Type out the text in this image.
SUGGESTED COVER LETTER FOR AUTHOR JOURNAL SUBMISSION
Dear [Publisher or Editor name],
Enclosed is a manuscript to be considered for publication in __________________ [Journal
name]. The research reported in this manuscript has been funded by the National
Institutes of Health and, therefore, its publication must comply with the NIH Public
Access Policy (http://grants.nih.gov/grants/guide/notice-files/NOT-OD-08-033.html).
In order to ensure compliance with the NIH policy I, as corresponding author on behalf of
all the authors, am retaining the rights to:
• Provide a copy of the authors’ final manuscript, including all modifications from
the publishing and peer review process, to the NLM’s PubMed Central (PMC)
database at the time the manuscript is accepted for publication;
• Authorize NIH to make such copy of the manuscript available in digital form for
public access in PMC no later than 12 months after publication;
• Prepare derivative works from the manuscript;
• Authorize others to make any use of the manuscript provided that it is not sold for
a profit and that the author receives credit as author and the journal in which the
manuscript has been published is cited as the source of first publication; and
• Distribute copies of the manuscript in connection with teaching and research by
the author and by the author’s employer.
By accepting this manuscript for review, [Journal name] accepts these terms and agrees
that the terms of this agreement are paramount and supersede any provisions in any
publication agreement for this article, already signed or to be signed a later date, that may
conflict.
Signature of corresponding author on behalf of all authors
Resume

> TASK PROMPT
Copy every line of the material, please, keeping it exactly the same.

> EXERCISE RESULT
Type out the text in this image.
SUGGESTED COVER LETTER FOR AUTHOR JOURNAL SUBMISSION
Dear [Publisher or Editor name],
Enclosed is a manuscript to be considered for publication in __________________ [Journal
name]. The research reported in this manuscript has been funded by the National
Institutes of Health and, therefore, its publication must comply with the NIH Public
Access Policy (http://grants.nih.gov/grants/guide/notice-files/NOT-OD-08-033.html).
In order to ensure compliance with the NIH policy I, as corresponding author on behalf of
all the authors, am retaining the rights to:
• Provide a copy of the authors’ final manuscript, including all modifications from
the publishing and peer review process, to the NLM’s PubMed Central (PMC)
database at the time the manuscript is accepted for publication;
• Authorize NIH to make such copy of the manuscript available in digital form for
public access in PMC no later than 12 months after publication;
• Prepare derivative works from the manuscript;
• Authorize others to make any use of the manuscript provided that it is not sold for
a profit and that the author receives credit as author and the journal in which the
manuscript has been published is cited as the source of first publication; and
• Distribute copies of the manuscript in connection with teaching and research by
the author and by the author’s employer.
By accepting this manuscript for review, [Journal name] accepts these terms and agrees
that the terms of this agreement are paramount and supersede any provisions in any
publication agreement for this article, already signed or to be signed a later date, that may
conflict.
Signature of corresponding author on behalf of all authors
Resume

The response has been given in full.